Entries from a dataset
━━━━━━
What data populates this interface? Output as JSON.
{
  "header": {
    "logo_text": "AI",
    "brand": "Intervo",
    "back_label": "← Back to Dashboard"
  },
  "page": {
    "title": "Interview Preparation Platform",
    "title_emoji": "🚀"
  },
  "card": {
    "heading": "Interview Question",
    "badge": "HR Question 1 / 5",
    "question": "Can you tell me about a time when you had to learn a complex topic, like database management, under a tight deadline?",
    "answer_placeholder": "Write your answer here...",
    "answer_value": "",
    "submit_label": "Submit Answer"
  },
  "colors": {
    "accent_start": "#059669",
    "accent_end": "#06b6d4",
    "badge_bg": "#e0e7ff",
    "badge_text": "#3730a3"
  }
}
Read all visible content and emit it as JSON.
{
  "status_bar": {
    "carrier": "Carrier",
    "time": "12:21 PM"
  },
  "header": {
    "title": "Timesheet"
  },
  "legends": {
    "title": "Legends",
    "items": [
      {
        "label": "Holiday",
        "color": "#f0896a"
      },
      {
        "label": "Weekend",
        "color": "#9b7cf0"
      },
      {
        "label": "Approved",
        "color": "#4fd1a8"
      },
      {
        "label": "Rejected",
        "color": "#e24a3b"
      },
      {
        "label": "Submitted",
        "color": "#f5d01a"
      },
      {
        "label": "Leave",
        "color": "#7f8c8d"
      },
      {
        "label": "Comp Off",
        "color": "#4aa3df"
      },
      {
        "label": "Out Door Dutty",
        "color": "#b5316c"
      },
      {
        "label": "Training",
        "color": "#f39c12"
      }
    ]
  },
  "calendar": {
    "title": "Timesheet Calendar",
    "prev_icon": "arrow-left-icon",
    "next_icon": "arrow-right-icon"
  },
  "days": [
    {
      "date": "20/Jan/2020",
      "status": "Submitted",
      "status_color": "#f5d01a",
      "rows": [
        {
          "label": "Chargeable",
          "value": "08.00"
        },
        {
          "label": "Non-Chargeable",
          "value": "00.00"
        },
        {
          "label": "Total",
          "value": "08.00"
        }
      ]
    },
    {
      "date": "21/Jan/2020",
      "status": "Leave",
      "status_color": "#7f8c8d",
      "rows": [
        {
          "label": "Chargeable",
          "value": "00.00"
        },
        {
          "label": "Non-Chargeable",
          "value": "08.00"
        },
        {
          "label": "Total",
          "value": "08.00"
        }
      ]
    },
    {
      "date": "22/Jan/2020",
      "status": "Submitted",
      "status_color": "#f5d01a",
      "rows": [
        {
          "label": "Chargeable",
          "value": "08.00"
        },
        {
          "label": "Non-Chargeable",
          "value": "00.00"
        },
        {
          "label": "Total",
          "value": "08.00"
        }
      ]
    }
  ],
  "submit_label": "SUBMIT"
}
━━━━━━
INSTRUCTIONS TO FOLLOW
Every line of the material must be returned exactly as it appears.

WRITTEN ANSWER
What data populates this interface? Output as JSON.
{
  "header": {
    "logo_text": "AI",
    "brand": "Intervo",
    "back_label": "← Back to Dashboard"
  },
  "page": {
    "title": "Interview Preparation Platform",
    "title_emoji": "🚀"
  },
  "card": {
    "heading": "Interview Question",
    "badge": "HR Question 1 / 5",
    "question": "Can you tell me about a time when you had to learn a complex topic, like database management, under a tight deadline?",
    "answer_placeholder": "Write your answer here...",
    "answer_value": "",
    "submit_label": "Submit Answer"
  },
  "colors": {
    "accent_start": "#059669",
    "accent_end": "#06b6d4",
    "badge_bg": "#e0e7ff",
    "badge_text": "#3730a3"
  }
}
Read all visible content and emit it as JSON.
{
  "status_bar": {
    "carrier": "Carrier",
    "time": "12:21 PM"
  },
  "header": {
    "title": "Timesheet"
  },
  "legends": {
    "title": "Legends",
    "items": [
      {
        "label": "Holiday",
        "color": "#f0896a"
      },
      {
        "label": "Weekend",
        "color": "#9b7cf0"
      },
      {
        "label": "Approved",
        "color": "#4fd1a8"
      },
      {
        "label": "Rejected",
        "color": "#e24a3b"
      },
      {
        "label": "Submitted",
        "color": "#f5d01a"
      },
      {
        "label": "Leave",
        "color": "#7f8c8d"
      },
      {
        "label": "Comp Off",
        "color": "#4aa3df"
      },
      {
        "label": "Out Door Dutty",
        "color": "#b5316c"
      },
      {
        "label": "Training",
        "color": "#f39c12"
      }
    ]
  },
  "calendar": {
    "title": "Timesheet Calendar",
    "prev_icon": "arrow-left-icon",
    "next_icon": "arrow-right-icon"
  },
  "days": [
    {
      "date": "20/Jan/2020",
      "status": "Submitted",
      "status_color": "#f5d01a",
      "rows": [
        {
          "label": "Chargeable",
          "value": "08.00"
        },
        {
          "label": "Non-Chargeable",
          "value": "00.00"
        },
        {
          "label": "Total",
          "value": "08.00"
        }
      ]
    },
    {
      "date": "21/Jan/2020",
      "status": "Leave",
      "status_color": "#7f8c8d",
      "rows": [
        {
          "label": "Chargeable",
          "value": "00.00"
        },
        {
          "label": "Non-Chargeable",
          "value": "08.00"
        },
        {
          "label": "Total",
          "value": "08.00"
        }
      ]
    },
    {
      "date": "22/Jan/2020",
      "status": "Submitted",
      "status_color": "#f5d01a",
      "rows": [
        {
          "label": "Chargeable",
          "value": "08.00"
        },
        {
          "label": "Non-Chargeable",
          "value": "00.00"
        },
        {
          "label": "Total",
          "value": "08.00"
        }
      ]
    }
  ],
  "submit_label": "SUBMIT"
}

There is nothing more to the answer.